TEXT —
/---

Monitoring & Observability
Kaizen provides comprehensive observability through Prometheus metrics, Grafana dashboards, Loki log aggregation, and Sentry error tracking.
Docker Monitoring Stack (Recommended)
The easiest way to get full observability is using the Docker Compose stack:
docker compose up -dThis starts the complete monitoring stack:
| Service | Port | Description | Access |
|---|---|---|---|
| Prometheus | 9090 | Metrics collection and storage | http://localhost:9090 |
| Grafana | 3003 | Dashboards and visualization | http://localhost:3003 (no login) |
| Loki | 3100 | Log aggregation | (via Grafana) |
| Promtail | - | Log collection from Docker | - |
Pre-configured Dashboards
Grafana comes with a Kaizen Overview dashboard that includes:
- Overview: Block height, TXs/min, active connections, uptime
- Block Production: Latency percentiles, TXs per block
- RPC & Network: Request rates, latency by method, WebSocket activity
- Sync Status: Node heights comparison, sync latency
- Trading (RFQ): Thesis rates, amounts, duration
- Bridge: Deposit/withdrawal activity and amounts
- Storage: Database size, pruning metrics
- Logs: Real-time error/warning logs from all services
Log Queries (Loki)
Access logs via Grafana Explore or the Logs panel:
# All errors from write-node
{service="write-node"} |= "error"

\---

LISTED ENTRIES —
/---

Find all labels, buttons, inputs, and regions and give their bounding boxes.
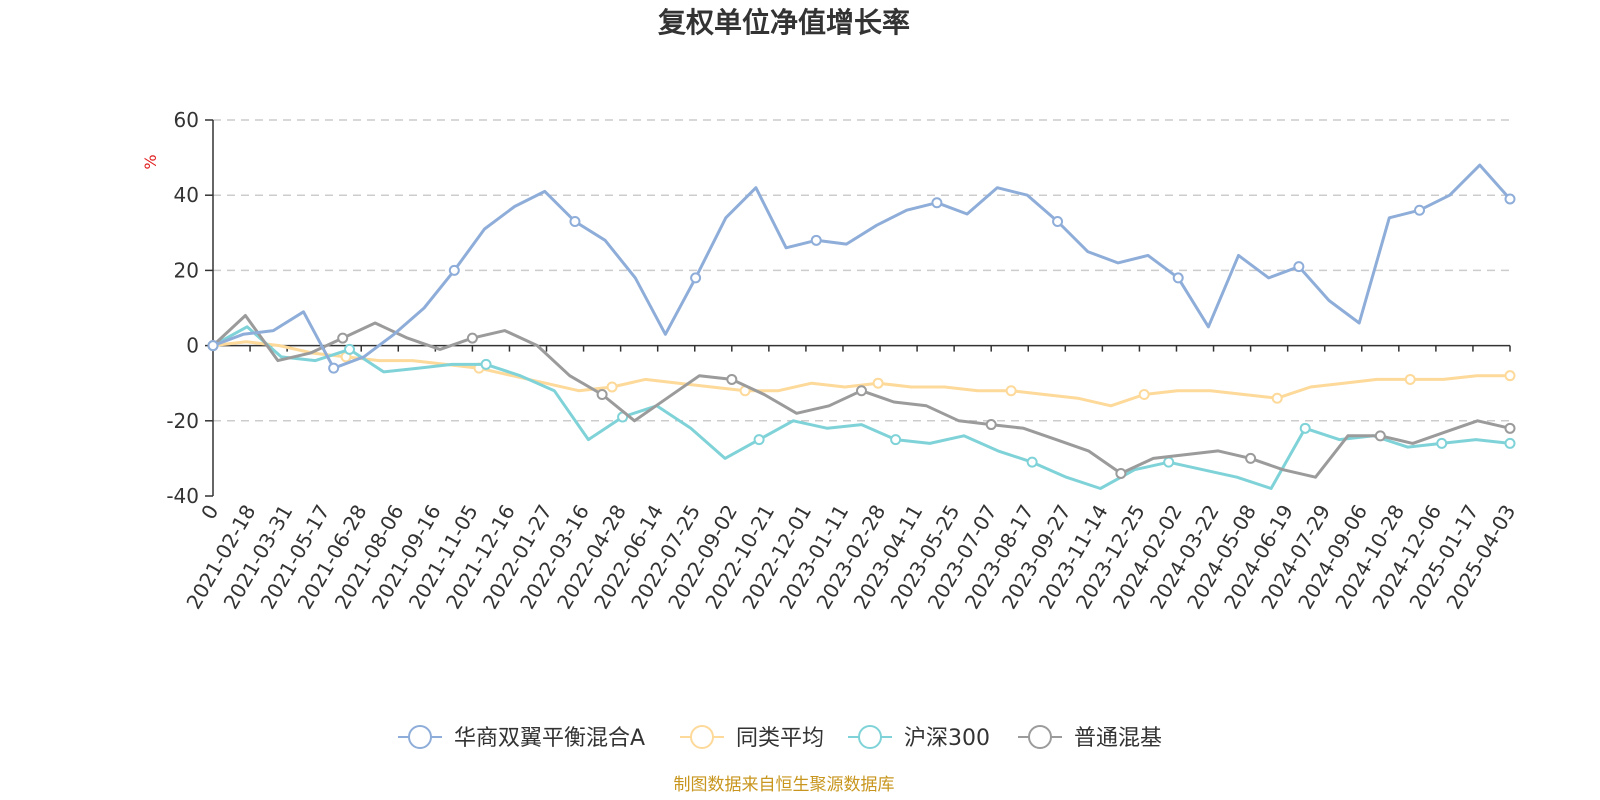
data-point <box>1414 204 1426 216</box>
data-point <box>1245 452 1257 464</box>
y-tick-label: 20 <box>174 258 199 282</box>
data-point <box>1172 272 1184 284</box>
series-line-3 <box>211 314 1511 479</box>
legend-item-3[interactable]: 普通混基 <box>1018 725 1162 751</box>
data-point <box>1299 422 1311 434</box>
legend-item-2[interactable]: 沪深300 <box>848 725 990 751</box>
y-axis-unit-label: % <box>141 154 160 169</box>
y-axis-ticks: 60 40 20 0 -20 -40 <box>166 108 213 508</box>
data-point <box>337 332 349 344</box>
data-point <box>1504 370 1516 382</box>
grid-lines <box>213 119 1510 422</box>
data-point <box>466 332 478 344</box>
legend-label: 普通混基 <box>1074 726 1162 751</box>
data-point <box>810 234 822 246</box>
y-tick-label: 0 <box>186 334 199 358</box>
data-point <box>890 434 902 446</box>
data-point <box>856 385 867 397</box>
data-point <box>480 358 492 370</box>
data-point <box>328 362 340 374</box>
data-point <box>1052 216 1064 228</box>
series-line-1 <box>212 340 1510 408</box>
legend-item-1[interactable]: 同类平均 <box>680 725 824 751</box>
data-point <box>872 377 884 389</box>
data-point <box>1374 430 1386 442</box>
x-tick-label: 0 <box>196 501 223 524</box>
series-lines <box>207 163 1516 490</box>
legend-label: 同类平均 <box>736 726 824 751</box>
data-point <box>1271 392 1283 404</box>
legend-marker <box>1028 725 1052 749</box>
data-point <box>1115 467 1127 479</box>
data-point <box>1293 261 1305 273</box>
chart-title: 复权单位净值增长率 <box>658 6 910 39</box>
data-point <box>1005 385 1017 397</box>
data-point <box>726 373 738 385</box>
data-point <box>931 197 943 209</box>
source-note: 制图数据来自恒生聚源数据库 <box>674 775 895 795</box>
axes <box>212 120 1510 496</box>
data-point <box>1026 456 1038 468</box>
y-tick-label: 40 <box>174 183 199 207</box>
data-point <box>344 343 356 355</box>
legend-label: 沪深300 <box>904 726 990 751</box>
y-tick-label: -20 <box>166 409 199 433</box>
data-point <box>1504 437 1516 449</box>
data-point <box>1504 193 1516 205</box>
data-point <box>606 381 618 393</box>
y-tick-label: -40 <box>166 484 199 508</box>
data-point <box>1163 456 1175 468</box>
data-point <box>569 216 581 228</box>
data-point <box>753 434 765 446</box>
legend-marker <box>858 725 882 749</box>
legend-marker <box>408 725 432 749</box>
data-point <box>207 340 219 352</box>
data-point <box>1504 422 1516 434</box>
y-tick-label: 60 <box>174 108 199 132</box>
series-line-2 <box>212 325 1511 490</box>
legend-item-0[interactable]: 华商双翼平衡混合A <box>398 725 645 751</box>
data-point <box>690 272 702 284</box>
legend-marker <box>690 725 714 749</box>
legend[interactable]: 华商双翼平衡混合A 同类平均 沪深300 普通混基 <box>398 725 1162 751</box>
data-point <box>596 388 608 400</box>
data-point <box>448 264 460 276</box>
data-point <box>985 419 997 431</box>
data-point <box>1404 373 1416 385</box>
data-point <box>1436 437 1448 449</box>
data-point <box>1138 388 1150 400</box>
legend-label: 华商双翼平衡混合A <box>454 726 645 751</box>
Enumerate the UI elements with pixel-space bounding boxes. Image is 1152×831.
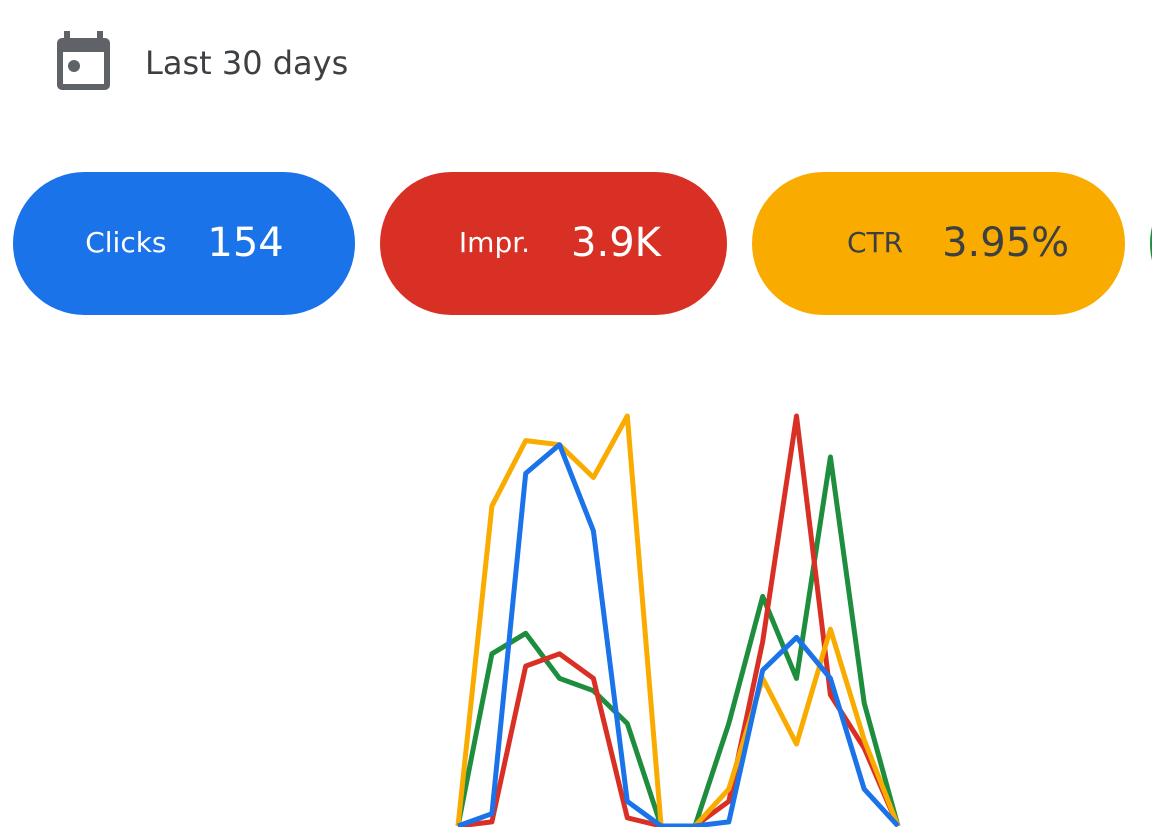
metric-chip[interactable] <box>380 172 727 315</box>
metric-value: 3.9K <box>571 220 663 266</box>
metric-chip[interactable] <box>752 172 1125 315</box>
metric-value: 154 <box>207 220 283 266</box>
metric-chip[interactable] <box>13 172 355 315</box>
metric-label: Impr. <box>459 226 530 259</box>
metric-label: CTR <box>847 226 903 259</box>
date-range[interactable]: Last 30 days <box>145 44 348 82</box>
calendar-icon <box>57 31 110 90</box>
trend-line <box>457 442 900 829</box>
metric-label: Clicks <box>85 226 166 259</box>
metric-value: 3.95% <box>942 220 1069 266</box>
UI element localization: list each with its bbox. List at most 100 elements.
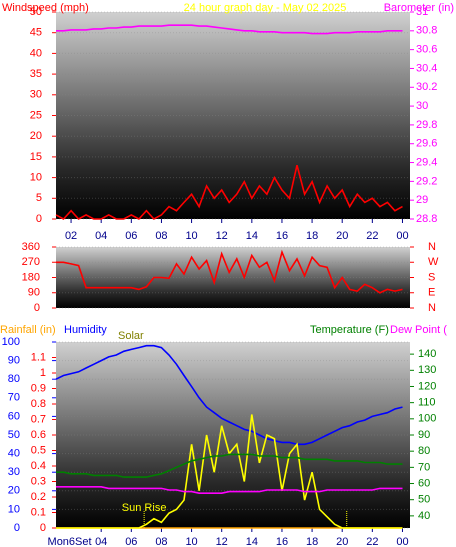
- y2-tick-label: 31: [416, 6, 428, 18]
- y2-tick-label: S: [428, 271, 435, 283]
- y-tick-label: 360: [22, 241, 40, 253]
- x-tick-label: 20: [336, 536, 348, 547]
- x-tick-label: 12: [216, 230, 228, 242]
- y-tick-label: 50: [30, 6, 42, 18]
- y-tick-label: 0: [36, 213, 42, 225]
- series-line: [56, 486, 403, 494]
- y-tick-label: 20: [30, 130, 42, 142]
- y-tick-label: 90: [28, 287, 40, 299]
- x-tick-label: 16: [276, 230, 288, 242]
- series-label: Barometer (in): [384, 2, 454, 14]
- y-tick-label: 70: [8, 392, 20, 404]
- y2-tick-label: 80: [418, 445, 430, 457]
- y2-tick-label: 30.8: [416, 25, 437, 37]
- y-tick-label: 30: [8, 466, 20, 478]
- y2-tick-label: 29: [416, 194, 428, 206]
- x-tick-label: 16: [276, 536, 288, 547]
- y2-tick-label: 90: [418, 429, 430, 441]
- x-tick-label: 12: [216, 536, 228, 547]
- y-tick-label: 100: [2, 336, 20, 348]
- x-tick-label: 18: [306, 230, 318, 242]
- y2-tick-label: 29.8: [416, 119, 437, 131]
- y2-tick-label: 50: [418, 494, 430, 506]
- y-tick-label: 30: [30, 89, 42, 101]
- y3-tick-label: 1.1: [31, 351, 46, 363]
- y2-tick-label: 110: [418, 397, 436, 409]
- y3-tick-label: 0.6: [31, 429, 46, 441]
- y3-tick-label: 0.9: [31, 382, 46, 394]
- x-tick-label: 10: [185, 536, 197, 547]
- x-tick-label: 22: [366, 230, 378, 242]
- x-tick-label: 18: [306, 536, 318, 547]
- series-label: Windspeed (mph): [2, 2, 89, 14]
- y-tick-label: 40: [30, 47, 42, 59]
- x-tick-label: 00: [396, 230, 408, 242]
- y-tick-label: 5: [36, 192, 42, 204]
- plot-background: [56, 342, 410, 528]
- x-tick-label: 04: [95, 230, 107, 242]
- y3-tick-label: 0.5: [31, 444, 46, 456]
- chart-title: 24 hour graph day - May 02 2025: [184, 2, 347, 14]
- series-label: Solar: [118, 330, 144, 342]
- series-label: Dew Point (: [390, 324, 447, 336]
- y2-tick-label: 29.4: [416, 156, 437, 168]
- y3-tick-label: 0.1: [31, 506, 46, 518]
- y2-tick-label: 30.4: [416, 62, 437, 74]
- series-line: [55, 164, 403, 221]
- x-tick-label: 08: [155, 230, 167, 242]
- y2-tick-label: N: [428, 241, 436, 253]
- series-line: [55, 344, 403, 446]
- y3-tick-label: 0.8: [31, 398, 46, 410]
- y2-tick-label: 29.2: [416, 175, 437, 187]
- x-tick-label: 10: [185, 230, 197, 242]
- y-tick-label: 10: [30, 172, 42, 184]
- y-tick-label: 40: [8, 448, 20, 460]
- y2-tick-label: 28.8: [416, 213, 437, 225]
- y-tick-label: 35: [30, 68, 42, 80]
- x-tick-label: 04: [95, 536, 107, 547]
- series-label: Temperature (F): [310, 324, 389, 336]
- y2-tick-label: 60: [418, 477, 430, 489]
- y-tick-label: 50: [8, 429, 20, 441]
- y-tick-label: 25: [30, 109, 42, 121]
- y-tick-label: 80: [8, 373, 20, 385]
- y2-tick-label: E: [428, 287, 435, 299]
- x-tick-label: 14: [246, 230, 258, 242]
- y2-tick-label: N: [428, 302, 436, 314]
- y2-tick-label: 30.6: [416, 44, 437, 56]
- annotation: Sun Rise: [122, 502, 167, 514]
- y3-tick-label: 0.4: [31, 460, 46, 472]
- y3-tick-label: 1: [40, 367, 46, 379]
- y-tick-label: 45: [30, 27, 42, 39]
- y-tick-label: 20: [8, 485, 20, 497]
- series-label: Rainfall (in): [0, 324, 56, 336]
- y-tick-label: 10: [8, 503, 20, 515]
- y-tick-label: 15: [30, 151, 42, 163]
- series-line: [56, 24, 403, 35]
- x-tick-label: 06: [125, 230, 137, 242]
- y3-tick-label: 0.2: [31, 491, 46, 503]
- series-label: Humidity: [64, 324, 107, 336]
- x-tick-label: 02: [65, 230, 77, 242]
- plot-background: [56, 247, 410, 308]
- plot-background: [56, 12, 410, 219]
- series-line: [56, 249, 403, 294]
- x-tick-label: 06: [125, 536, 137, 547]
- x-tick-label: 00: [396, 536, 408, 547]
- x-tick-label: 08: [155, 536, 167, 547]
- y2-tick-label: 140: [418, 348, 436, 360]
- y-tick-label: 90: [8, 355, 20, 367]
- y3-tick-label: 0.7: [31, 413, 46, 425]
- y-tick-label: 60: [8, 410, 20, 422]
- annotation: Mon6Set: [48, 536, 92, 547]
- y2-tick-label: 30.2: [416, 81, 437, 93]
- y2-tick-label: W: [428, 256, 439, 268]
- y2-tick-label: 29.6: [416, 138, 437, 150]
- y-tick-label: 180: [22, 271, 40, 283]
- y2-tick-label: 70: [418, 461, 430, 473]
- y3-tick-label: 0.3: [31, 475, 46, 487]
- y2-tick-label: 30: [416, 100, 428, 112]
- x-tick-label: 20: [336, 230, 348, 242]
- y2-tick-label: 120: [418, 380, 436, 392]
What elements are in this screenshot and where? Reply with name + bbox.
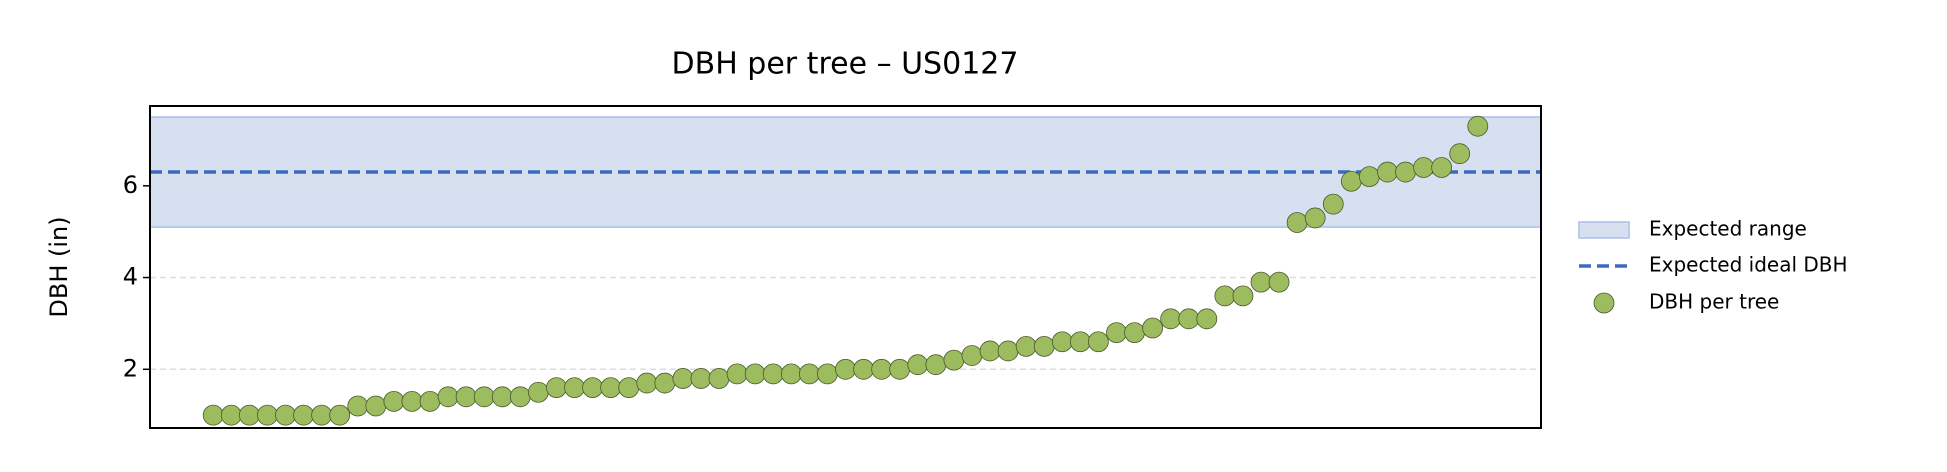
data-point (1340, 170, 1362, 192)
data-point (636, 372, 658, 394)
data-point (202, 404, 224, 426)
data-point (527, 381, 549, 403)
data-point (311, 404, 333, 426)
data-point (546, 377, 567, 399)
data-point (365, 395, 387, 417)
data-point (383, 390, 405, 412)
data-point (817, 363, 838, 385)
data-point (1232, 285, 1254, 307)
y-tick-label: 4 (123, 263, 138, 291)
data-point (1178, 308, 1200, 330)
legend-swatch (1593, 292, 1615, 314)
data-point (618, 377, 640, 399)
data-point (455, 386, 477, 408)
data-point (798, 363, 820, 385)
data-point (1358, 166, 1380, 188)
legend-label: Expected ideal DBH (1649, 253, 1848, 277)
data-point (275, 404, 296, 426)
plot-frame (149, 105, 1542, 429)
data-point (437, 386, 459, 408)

\---

DESCRIPTION OF THE TASK — From the Kaizen monitoring page, extract the part that opens with the words containing "Monitoring & Observability" and closes with "Sentry error tracking.". The items have nothing to do with the Kaizen monitoring page.

SOLUTION FOR THIS EXERCISE —
Monitoring & Observability
Kaizen provides comprehensive observability through Prometheus metrics, Grafana dashboards, Loki log aggregation, and Sentry error tracking.